- [Challenge]: In the listing below, count the lines containing the string "first" and state only the number.

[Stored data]
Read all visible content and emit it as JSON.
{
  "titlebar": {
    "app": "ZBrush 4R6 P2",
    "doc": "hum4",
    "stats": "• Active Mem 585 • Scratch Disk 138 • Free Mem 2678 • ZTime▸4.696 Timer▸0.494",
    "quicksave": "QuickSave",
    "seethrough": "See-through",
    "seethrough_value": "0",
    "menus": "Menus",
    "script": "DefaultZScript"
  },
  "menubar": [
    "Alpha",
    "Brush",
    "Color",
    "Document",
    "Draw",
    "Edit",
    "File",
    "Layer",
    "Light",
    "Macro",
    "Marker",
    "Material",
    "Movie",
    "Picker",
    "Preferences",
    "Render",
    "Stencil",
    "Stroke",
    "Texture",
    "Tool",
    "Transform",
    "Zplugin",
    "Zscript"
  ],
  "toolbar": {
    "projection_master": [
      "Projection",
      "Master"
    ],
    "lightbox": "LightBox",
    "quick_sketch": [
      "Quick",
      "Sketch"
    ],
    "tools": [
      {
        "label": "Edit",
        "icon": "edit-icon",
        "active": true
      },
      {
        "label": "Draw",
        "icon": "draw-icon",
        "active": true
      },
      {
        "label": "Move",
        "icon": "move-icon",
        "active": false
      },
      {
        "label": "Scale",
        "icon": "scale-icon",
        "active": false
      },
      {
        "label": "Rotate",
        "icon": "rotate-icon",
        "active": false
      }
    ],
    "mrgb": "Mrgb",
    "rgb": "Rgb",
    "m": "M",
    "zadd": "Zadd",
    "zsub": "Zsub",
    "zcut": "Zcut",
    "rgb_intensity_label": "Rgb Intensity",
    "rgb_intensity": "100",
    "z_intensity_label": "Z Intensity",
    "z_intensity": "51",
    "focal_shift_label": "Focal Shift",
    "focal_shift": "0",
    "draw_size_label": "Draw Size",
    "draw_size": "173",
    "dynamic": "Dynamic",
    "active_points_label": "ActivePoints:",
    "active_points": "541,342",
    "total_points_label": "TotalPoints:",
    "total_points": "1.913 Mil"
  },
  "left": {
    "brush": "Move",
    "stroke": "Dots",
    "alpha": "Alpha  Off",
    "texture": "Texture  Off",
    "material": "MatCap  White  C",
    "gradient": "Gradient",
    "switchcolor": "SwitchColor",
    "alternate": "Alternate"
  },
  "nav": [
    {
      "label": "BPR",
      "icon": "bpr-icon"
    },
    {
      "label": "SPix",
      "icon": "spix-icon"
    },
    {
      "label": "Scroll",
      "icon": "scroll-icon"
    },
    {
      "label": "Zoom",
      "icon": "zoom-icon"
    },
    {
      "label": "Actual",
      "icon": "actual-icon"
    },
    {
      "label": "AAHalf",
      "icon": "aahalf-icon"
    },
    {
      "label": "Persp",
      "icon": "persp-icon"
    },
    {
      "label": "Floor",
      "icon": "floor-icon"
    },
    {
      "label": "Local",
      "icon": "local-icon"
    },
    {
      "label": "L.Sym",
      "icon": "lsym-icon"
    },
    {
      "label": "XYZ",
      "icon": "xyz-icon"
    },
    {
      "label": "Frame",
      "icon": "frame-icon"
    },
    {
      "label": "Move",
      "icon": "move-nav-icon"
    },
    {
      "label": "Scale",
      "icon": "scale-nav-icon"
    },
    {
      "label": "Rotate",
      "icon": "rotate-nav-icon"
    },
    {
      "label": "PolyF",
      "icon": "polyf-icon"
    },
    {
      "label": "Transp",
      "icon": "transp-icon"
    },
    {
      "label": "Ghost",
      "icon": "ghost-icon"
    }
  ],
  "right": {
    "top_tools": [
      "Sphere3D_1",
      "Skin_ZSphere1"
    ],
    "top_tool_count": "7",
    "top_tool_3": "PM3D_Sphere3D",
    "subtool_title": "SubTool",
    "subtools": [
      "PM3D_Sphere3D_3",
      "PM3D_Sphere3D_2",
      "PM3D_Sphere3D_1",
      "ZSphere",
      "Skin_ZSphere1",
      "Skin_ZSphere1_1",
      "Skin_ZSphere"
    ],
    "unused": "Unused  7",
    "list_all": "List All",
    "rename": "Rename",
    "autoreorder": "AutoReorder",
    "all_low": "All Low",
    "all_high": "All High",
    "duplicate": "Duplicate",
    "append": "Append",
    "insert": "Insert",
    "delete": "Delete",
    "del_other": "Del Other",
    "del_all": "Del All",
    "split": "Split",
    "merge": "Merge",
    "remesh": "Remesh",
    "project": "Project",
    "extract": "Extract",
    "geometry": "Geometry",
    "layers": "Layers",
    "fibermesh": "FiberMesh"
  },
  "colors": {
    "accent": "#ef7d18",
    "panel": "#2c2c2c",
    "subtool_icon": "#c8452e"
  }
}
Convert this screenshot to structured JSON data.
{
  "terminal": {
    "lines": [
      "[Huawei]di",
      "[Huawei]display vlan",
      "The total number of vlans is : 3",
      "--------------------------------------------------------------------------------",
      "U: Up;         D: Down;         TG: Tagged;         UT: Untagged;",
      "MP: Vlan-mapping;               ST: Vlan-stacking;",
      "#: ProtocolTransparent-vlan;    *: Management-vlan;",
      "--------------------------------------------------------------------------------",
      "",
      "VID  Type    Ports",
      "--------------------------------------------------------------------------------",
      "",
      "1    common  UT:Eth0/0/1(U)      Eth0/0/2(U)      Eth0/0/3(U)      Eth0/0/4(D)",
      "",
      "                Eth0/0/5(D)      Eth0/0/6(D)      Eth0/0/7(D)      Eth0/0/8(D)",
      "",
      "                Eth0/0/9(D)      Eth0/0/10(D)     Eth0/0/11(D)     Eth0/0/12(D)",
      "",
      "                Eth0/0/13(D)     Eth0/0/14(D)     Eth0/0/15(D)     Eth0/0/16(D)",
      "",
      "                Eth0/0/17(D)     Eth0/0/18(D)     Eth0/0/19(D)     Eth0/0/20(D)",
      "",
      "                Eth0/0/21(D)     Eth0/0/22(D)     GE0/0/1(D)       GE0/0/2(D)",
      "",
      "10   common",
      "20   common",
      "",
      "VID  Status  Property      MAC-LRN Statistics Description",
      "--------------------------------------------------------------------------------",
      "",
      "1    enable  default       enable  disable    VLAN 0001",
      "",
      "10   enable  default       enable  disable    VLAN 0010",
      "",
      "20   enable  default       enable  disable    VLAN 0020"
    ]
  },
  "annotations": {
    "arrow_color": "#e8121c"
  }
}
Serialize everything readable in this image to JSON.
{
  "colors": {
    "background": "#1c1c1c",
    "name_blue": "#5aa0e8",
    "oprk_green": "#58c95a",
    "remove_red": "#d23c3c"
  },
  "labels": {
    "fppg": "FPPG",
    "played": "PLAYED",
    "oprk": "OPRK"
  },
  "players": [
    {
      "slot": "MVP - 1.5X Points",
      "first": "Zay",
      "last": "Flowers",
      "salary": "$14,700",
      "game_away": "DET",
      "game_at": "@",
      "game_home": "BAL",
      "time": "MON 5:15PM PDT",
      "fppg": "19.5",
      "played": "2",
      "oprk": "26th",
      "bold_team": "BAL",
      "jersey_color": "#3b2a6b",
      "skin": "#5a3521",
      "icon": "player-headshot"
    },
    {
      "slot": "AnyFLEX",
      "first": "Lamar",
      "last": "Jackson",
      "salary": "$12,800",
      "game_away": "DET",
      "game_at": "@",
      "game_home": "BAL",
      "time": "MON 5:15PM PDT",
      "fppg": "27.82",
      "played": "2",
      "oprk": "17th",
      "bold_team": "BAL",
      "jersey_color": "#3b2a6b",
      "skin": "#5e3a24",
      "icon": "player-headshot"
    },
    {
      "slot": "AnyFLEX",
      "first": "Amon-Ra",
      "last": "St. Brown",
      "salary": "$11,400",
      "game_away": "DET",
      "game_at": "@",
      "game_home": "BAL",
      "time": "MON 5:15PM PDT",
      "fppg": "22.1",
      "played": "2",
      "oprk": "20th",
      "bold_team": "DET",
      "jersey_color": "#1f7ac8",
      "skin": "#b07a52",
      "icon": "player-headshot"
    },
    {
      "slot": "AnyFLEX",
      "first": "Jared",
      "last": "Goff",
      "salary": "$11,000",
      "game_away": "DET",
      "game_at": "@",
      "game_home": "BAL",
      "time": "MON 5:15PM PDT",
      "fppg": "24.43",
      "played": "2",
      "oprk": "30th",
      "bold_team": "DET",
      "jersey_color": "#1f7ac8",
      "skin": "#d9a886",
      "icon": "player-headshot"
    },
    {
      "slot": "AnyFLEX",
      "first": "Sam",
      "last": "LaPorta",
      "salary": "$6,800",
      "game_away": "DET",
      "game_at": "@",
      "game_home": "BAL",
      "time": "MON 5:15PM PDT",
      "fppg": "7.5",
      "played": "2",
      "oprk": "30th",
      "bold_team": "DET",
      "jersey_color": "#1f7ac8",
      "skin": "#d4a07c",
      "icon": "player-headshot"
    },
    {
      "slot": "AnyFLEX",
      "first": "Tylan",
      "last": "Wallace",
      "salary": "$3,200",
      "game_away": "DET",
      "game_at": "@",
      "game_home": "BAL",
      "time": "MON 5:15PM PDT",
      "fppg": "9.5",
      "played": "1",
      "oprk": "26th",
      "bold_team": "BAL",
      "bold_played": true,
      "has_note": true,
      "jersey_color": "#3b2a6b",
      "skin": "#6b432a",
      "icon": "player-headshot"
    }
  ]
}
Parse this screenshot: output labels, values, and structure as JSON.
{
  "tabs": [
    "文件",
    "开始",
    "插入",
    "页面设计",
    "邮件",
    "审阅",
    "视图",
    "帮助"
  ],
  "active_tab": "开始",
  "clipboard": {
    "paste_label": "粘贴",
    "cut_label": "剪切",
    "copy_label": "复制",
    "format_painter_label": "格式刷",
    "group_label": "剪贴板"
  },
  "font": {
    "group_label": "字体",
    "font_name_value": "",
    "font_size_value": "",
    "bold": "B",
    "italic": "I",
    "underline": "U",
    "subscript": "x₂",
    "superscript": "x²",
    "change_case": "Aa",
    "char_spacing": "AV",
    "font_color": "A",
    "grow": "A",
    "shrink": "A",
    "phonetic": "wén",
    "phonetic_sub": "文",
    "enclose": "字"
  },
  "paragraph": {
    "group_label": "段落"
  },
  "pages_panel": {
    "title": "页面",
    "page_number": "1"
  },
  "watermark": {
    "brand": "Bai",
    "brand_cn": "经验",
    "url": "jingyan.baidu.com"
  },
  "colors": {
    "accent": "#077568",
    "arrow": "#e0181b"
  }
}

- [Worked answer]: 6